* **Task to complete**: Look through the data below and return each line where "this" appears.

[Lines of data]
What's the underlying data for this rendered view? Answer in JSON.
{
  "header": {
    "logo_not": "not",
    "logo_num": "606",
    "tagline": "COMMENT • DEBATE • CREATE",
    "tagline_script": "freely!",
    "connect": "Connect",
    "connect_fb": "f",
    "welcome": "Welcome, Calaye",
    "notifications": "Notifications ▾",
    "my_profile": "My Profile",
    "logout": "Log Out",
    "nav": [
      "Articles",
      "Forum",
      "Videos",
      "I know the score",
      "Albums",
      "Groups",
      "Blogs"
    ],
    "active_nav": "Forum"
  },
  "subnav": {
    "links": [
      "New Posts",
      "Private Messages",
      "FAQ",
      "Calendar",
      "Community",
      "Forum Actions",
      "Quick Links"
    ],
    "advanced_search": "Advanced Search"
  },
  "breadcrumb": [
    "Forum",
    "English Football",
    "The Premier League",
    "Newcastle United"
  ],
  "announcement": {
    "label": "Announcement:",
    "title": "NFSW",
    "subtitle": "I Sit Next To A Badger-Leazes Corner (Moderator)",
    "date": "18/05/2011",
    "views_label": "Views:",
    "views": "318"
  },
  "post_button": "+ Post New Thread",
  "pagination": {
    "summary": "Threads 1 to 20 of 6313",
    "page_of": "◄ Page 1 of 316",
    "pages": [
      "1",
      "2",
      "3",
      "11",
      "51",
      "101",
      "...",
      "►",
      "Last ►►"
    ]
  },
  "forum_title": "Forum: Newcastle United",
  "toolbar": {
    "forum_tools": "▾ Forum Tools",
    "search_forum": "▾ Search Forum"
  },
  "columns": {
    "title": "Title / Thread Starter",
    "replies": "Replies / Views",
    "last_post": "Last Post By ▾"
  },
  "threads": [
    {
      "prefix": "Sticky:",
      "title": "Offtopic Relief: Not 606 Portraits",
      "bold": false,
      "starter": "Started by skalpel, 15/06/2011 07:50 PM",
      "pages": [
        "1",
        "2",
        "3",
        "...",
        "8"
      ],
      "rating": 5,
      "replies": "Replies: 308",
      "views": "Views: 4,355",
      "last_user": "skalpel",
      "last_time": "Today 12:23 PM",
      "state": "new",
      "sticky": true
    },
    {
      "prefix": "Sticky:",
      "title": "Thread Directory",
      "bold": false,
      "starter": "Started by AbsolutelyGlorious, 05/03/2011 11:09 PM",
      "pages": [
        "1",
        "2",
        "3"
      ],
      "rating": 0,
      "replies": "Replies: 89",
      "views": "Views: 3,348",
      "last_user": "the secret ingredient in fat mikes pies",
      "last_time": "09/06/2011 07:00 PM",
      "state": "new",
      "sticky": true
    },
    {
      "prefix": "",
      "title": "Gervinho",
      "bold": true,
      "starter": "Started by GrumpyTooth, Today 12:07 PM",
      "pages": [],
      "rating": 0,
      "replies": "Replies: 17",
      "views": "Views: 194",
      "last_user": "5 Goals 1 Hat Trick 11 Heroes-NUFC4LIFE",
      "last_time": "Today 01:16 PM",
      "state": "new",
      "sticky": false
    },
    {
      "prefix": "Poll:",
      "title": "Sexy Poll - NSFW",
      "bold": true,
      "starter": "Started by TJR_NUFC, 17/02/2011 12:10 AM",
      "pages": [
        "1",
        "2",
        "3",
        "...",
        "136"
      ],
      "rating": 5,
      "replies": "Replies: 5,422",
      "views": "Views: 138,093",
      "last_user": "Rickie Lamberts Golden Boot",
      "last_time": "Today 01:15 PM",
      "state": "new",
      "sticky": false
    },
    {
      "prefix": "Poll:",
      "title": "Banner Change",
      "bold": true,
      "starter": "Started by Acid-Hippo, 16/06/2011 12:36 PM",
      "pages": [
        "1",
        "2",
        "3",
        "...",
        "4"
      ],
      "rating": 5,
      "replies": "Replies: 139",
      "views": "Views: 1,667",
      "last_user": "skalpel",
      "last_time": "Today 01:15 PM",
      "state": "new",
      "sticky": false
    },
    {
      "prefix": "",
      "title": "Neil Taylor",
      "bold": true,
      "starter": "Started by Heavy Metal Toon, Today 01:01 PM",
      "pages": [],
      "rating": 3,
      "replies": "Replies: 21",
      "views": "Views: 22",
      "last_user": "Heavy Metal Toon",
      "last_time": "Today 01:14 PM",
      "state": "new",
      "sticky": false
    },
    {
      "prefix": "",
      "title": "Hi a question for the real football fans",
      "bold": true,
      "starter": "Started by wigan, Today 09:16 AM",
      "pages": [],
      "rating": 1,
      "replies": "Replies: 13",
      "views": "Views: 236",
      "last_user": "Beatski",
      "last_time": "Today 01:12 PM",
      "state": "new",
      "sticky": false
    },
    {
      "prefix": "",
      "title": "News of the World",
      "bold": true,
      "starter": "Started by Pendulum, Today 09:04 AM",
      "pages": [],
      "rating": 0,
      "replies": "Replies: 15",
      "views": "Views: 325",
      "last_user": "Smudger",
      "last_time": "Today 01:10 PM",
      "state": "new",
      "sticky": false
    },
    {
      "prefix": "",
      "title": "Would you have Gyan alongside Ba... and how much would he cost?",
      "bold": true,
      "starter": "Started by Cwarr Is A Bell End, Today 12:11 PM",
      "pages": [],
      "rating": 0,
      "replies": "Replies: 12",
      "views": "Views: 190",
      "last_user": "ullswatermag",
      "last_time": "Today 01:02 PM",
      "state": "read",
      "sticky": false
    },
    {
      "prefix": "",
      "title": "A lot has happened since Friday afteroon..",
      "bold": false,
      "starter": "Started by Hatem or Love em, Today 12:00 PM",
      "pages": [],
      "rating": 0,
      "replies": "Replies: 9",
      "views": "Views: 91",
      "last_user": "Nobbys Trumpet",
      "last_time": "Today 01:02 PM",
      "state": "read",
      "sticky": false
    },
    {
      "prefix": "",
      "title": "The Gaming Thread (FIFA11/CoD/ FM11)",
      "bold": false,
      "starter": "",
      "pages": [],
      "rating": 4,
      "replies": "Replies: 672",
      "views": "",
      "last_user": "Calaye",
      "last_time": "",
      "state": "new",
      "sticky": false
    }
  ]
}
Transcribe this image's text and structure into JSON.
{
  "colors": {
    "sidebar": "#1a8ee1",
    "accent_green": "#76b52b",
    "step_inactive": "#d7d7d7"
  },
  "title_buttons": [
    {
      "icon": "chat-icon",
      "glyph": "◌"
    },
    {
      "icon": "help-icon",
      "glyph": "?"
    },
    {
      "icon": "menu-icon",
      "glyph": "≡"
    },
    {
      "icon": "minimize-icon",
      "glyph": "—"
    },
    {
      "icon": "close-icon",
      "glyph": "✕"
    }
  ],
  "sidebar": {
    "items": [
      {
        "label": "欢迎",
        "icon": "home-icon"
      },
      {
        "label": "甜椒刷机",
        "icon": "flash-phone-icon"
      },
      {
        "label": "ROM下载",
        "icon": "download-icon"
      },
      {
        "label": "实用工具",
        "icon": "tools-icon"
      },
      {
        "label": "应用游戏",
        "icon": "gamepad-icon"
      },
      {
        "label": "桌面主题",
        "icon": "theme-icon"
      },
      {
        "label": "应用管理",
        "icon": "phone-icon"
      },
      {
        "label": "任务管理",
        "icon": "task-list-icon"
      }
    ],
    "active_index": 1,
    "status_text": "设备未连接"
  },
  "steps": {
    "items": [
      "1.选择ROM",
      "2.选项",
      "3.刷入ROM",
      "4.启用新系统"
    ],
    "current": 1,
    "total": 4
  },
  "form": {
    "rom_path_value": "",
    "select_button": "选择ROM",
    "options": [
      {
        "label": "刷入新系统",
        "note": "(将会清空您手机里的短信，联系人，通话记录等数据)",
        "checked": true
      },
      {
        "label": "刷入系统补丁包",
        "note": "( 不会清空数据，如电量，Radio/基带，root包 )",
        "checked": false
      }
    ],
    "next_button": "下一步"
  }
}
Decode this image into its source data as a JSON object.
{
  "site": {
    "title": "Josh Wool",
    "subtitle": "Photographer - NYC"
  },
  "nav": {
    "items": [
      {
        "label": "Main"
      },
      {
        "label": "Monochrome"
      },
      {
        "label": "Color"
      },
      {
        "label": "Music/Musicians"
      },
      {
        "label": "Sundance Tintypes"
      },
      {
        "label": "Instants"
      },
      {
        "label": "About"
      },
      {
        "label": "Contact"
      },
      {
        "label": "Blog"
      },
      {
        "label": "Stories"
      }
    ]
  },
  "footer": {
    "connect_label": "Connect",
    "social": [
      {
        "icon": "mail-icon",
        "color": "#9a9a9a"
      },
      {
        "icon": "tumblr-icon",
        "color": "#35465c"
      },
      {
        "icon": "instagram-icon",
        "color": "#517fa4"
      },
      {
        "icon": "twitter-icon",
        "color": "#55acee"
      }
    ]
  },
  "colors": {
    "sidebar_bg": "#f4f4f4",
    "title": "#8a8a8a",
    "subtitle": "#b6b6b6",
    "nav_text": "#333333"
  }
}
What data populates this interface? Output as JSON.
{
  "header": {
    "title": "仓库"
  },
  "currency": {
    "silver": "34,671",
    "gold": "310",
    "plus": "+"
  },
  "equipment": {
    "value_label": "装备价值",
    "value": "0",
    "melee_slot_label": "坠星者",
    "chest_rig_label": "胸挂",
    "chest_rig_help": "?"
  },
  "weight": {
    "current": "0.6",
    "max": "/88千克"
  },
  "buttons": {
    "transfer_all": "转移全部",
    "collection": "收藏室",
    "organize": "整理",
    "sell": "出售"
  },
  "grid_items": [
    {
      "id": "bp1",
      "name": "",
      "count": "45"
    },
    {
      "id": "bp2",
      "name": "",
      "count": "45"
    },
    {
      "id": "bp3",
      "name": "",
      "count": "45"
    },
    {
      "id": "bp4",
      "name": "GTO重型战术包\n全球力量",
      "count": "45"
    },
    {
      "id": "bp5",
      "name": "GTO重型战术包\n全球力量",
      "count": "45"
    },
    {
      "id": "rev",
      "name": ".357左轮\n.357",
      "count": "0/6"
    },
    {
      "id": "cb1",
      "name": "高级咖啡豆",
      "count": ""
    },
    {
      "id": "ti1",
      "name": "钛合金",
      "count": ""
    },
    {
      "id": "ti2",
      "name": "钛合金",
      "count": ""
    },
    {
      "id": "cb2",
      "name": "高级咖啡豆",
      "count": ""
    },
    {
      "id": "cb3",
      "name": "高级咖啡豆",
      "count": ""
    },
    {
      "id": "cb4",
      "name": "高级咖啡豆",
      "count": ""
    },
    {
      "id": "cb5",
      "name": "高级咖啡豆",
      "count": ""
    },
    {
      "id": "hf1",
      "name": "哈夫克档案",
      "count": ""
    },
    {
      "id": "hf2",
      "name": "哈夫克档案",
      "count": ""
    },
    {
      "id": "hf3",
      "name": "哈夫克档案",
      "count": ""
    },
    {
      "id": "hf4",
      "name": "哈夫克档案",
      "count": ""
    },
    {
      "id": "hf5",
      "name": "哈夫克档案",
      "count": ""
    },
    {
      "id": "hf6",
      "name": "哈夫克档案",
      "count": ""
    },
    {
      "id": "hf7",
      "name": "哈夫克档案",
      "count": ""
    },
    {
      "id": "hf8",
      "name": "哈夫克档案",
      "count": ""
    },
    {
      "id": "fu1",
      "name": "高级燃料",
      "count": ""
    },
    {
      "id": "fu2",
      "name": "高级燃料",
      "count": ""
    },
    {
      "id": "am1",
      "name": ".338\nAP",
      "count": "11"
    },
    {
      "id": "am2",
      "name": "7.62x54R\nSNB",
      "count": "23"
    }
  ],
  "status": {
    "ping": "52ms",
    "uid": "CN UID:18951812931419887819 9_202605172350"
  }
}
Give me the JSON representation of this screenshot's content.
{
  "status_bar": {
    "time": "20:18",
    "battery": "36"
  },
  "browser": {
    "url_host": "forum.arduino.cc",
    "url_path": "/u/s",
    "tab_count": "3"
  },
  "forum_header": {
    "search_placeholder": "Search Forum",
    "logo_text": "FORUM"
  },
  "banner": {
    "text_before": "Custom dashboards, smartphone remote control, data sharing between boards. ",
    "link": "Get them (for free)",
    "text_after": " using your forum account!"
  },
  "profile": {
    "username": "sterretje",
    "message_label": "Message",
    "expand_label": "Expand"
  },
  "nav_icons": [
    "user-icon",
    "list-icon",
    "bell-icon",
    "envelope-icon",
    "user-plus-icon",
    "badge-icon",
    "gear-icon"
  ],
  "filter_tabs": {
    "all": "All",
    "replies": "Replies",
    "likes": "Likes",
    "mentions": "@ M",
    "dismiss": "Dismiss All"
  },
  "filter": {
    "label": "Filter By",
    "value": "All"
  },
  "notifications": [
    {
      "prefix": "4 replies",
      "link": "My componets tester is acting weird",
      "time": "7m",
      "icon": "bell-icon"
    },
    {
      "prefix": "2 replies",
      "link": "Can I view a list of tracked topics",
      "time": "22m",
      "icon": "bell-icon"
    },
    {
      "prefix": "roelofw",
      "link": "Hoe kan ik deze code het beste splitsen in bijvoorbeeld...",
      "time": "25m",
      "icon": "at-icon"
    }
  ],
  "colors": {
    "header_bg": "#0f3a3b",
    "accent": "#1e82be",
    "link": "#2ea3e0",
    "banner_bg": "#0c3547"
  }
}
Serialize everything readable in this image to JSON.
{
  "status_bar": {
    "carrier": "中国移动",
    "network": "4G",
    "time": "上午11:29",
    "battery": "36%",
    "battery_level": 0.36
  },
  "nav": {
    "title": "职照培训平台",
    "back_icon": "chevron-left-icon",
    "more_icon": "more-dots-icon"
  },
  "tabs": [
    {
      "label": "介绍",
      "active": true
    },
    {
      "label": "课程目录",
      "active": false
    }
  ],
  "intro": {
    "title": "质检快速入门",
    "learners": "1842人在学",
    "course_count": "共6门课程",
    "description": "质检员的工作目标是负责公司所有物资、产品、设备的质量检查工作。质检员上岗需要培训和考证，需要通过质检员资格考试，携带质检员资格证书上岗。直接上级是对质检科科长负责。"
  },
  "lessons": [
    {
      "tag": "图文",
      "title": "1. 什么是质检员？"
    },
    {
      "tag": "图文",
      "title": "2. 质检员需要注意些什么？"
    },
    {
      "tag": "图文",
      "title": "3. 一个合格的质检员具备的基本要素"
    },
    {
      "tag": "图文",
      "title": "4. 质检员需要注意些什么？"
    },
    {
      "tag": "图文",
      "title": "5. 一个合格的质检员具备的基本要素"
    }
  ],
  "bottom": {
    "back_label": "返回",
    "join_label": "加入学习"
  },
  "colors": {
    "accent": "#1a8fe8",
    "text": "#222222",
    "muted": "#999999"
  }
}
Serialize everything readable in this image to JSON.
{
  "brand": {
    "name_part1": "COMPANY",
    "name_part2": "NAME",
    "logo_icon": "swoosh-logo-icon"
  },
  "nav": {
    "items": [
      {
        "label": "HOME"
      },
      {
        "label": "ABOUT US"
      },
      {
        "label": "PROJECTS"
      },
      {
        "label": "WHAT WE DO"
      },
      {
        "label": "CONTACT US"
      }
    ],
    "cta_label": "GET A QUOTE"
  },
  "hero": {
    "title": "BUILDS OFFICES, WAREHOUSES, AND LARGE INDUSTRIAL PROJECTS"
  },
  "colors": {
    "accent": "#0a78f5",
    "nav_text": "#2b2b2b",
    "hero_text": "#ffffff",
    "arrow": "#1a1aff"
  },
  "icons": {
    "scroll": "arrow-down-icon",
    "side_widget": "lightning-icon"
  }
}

* **Answer to the problem**:
What's the underlying data for this rendered view? Answer in JSON.
Transcribe this image's text and structure into JSON.
Decode this image into its source data as a JSON object.
What data populates this interface? Output as JSON.
Give me the JSON representation of this screenshot's content.
Serialize everything readable in this image to JSON.
Serialize everything readable in this image to JSON.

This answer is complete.